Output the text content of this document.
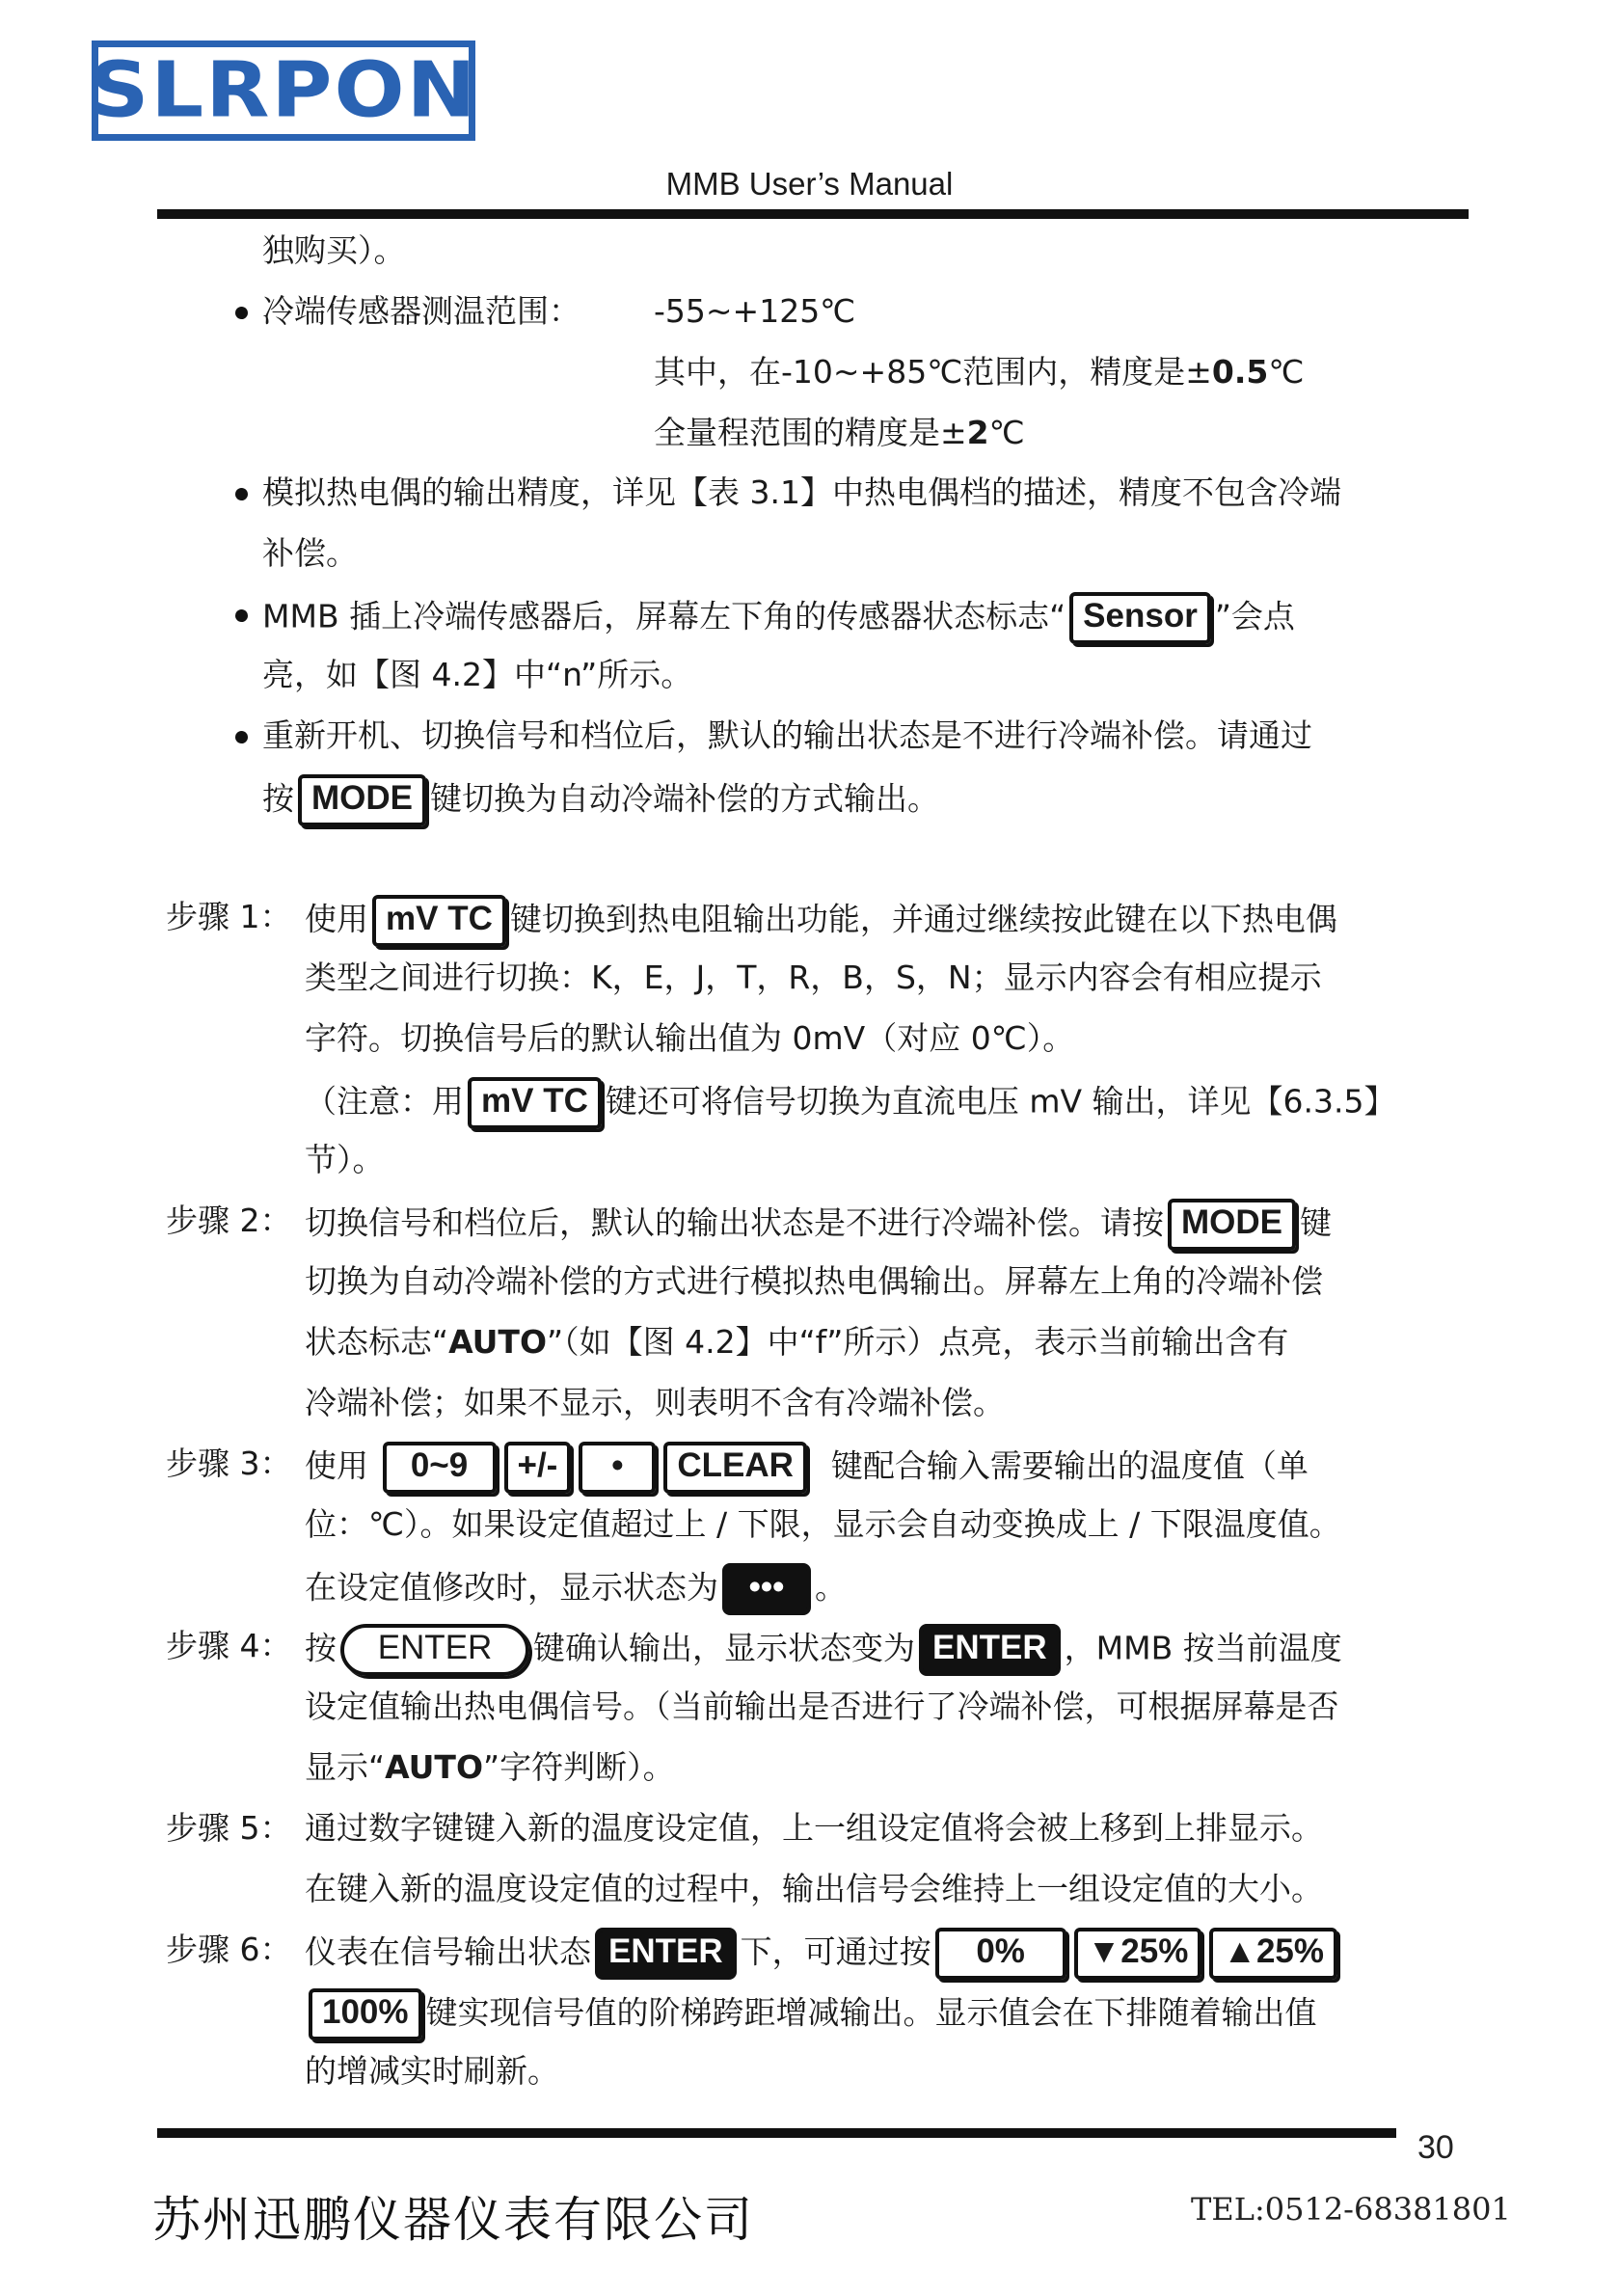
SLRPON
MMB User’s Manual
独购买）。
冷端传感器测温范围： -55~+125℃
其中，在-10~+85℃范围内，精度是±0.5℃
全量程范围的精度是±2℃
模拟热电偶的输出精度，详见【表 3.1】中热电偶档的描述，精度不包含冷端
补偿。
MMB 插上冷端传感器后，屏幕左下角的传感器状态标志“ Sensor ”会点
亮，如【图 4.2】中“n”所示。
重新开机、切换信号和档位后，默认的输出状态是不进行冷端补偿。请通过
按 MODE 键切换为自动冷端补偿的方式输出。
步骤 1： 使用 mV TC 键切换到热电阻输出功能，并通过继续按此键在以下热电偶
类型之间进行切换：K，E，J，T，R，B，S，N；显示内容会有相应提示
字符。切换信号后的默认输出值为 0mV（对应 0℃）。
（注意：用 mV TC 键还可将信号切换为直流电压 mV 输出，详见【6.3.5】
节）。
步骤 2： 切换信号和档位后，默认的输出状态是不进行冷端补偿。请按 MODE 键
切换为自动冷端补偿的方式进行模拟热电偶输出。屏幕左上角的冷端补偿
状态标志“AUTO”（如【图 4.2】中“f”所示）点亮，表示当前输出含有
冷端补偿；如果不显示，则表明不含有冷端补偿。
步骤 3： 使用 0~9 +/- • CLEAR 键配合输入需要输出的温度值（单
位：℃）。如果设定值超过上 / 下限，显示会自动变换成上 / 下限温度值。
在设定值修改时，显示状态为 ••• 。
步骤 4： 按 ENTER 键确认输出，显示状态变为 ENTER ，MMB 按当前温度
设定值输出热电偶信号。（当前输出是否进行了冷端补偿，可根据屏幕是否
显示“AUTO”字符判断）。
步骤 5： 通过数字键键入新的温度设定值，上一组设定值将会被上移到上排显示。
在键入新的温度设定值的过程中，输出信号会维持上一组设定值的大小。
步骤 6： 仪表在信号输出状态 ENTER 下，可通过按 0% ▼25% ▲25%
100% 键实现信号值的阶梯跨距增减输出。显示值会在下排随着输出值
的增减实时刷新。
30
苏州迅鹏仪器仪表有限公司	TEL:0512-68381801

────

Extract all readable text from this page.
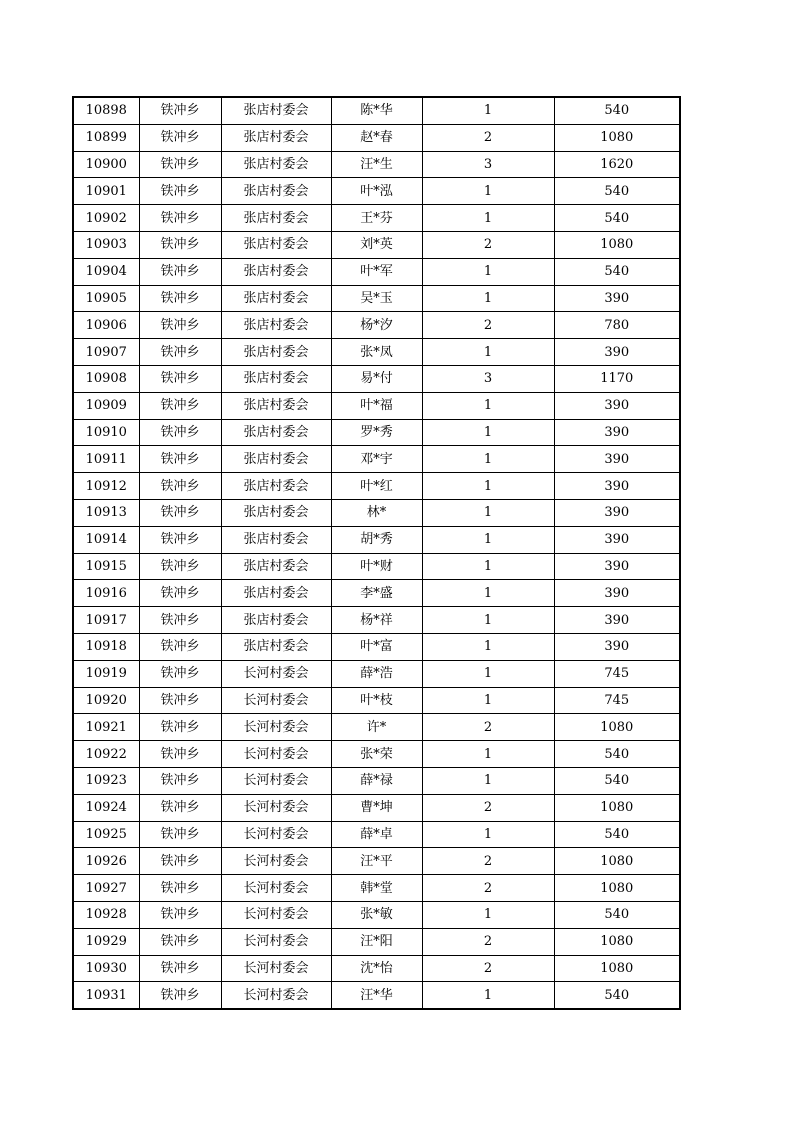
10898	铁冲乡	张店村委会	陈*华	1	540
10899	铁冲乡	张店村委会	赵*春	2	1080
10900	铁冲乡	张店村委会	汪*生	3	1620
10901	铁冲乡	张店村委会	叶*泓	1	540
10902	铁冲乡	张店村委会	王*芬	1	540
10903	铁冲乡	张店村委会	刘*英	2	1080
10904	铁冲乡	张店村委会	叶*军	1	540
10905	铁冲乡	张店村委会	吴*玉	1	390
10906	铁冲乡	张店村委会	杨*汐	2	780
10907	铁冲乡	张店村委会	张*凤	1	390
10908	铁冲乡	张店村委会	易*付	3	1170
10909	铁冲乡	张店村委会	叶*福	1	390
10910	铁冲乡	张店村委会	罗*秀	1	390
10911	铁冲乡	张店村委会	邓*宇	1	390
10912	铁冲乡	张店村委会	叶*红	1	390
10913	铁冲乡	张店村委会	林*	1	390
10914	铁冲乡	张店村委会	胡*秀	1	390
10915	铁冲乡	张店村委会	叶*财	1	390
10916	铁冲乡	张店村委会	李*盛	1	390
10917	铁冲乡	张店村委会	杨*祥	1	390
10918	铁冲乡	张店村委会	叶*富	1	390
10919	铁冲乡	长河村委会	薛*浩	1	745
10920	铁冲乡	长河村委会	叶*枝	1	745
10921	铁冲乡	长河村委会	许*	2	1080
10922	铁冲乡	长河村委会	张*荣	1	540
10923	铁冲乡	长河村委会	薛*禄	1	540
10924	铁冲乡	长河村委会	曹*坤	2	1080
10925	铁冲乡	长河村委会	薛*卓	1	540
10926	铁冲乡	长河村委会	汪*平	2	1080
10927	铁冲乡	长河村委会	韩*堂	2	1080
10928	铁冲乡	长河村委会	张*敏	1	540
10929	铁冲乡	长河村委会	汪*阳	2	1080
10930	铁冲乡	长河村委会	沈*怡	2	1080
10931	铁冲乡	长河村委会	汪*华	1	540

────

* Short problem
Filter the entries down to the lines with the word "AUTO" in them.

* Exercise answer
状态标志“AUTO”（如【图 4.2】中“f”所示）点亮，表示当前输出含有
显示“AUTO”字符判断）。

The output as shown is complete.